◆ WHAT YOU NEED TO DO ◆
Go through the entries below and print each one exactly, leaving out pictures.

- - - - -

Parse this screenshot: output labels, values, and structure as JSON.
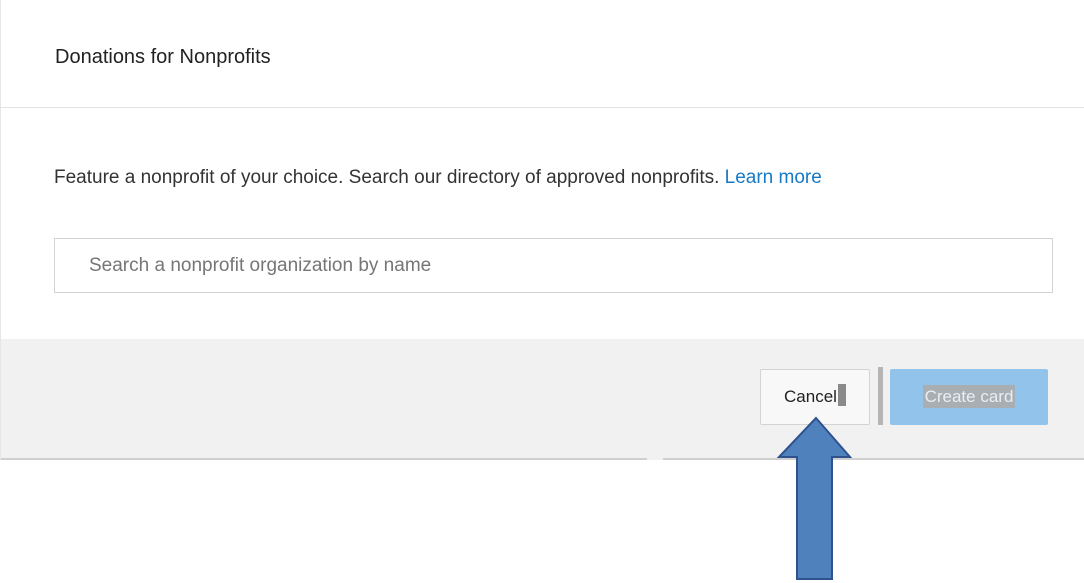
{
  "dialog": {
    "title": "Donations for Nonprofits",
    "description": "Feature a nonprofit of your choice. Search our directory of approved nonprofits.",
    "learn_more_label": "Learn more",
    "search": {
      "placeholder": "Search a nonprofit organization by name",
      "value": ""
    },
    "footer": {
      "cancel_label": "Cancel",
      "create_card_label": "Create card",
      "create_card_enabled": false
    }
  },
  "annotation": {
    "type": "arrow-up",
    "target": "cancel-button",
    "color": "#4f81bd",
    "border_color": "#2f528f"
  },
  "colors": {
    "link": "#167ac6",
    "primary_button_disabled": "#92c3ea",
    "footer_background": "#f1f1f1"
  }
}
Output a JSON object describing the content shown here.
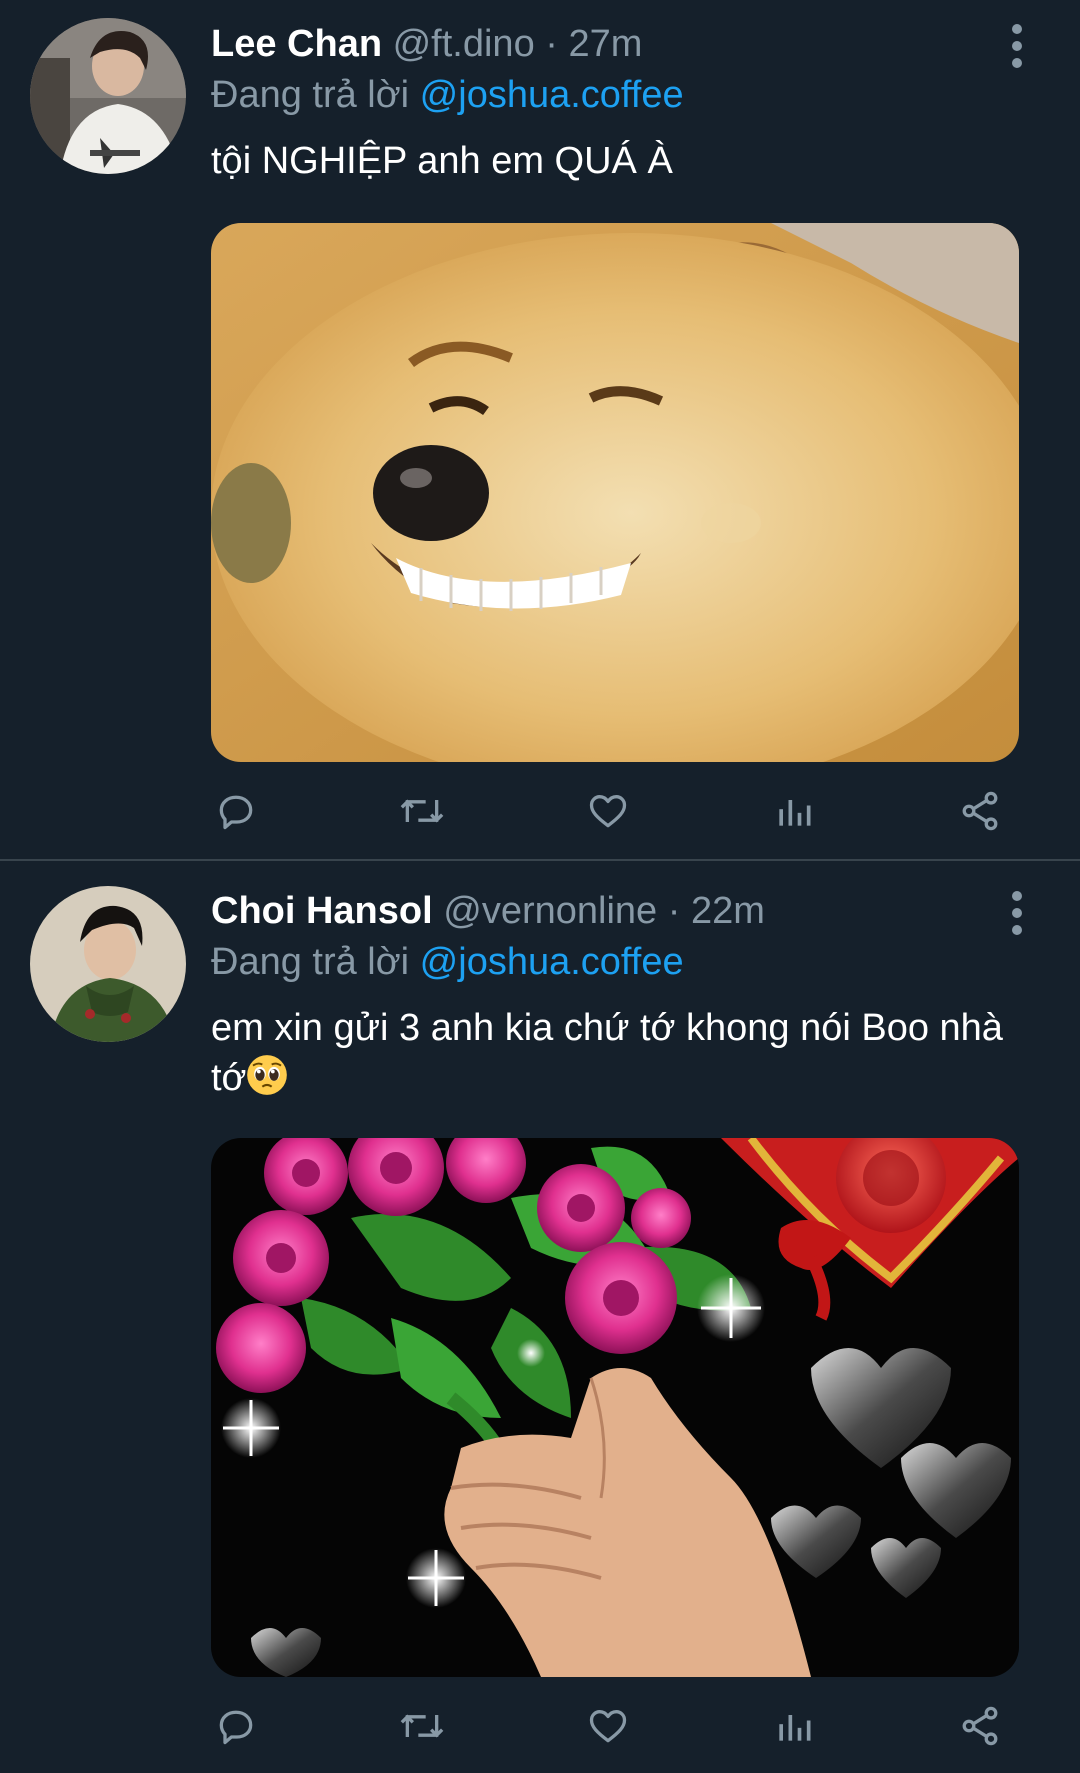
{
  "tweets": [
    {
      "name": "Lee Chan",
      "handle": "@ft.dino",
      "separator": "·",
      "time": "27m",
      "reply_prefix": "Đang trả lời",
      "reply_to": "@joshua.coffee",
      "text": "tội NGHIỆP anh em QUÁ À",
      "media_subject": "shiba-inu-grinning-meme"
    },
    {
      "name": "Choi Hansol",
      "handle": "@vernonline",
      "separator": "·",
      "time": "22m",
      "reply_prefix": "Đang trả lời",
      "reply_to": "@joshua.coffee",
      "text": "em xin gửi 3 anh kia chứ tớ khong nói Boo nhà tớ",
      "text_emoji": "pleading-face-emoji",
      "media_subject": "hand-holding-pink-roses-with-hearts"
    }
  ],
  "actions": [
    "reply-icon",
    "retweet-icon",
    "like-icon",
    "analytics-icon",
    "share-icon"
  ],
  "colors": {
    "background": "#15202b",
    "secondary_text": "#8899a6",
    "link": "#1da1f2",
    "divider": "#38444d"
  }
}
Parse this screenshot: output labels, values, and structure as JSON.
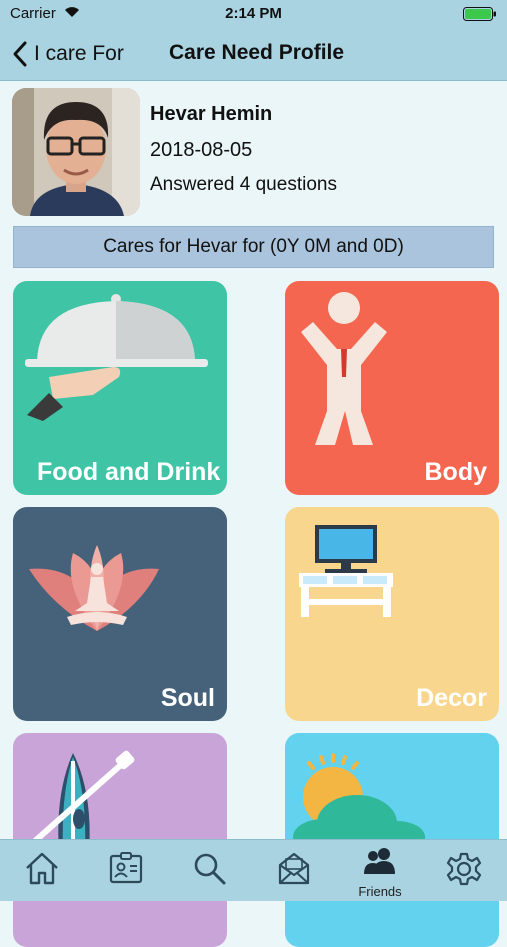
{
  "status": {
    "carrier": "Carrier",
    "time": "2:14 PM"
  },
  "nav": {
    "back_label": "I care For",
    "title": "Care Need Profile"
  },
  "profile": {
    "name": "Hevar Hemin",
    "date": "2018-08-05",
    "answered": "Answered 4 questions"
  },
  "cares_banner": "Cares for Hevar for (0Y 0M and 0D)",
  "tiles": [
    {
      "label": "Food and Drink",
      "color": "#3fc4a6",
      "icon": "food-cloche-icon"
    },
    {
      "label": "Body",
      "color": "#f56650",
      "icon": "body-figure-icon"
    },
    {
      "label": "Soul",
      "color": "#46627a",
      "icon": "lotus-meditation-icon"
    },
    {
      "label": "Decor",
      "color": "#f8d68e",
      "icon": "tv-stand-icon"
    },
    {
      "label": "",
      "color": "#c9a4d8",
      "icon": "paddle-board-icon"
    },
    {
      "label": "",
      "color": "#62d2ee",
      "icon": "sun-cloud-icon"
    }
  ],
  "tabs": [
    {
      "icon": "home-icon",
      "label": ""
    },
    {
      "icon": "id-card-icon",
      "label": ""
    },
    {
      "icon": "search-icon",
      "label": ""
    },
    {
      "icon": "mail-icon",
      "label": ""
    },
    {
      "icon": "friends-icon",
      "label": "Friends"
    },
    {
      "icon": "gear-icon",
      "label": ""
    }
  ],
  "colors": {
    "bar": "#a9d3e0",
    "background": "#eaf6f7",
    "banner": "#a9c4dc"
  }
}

- - - - -

◆ THE REPLY ◆
Parse this screenshot: output labels, values, and structure as JSON.
{
  "dialog": {
    "title": "Donations for Nonprofits",
    "description": "Feature a nonprofit of your choice. Search our directory of approved nonprofits.",
    "learn_more_label": "Learn more",
    "search": {
      "placeholder": "Search a nonprofit organization by name",
      "value": ""
    },
    "footer": {
      "cancel_label": "Cancel",
      "create_card_label": "Create card",
      "create_card_enabled": false
    }
  },
  "annotation": {
    "type": "arrow-up",
    "target": "cancel-button",
    "color": "#4f81bd",
    "border_color": "#2f528f"
  },
  "colors": {
    "link": "#167ac6",
    "primary_button_disabled": "#92c3ea",
    "footer_background": "#f1f1f1"
  }
}
Output a JSON object describing the content shown here.
{
  "tweets": [
    {
      "name": "Lee Chan",
      "handle": "@ft.dino",
      "separator": "·",
      "time": "27m",
      "reply_prefix": "Đang trả lời",
      "reply_to": "@joshua.coffee",
      "text": "tội NGHIỆP anh em QUÁ À",
      "media_subject": "shiba-inu-grinning-meme"
    },
    {
      "name": "Choi Hansol",
      "handle": "@vernonline",
      "separator": "·",
      "time": "22m",
      "reply_prefix": "Đang trả lời",
      "reply_to": "@joshua.coffee",
      "text": "em xin gửi 3 anh kia chứ tớ khong nói Boo nhà tớ",
      "text_emoji": "pleading-face-emoji",
      "media_subject": "hand-holding-pink-roses-with-hearts"
    }
  ],
  "actions": [
    "reply-icon",
    "retweet-icon",
    "like-icon",
    "analytics-icon",
    "share-icon"
  ],
  "colors": {
    "background": "#15202b",
    "secondary_text": "#8899a6",
    "link": "#1da1f2",
    "divider": "#38444d"
  }
}
Parse this screenshot: output labels, values, and structure as JSON.
{
  "status": {
    "carrier": "Carrier",
    "time": "2:14 PM"
  },
  "nav": {
    "back_label": "I care For",
    "title": "Care Need Profile"
  },
  "profile": {
    "name": "Hevar Hemin",
    "date": "2018-08-05",
    "answered": "Answered 4 questions"
  },
  "cares_banner": "Cares for Hevar for (0Y 0M and 0D)",
  "tiles": [
    {
      "label": "Food and Drink",
      "color": "#3fc4a6",
      "icon": "food-cloche-icon"
    },
    {
      "label": "Body",
      "color": "#f56650",
      "icon": "body-figure-icon"
    },
    {
      "label": "Soul",
      "color": "#46627a",
      "icon": "lotus-meditation-icon"
    },
    {
      "label": "Decor",
      "color": "#f8d68e",
      "icon": "tv-stand-icon"
    },
    {
      "label": "",
      "color": "#c9a4d8",
      "icon": "paddle-board-icon"
    },
    {
      "label": "",
      "color": "#62d2ee",
      "icon": "sun-cloud-icon"
    }
  ],
  "tabs": [
    {
      "icon": "home-icon",
      "label": ""
    },
    {
      "icon": "id-card-icon",
      "label": ""
    },
    {
      "icon": "search-icon",
      "label": ""
    },
    {
      "icon": "mail-icon",
      "label": ""
    },
    {
      "icon": "friends-icon",
      "label": "Friends"
    },
    {
      "icon": "gear-icon",
      "label": ""
    }
  ],
  "colors": {
    "bar": "#a9d3e0",
    "background": "#eaf6f7",
    "banner": "#a9c4dc"
  }
}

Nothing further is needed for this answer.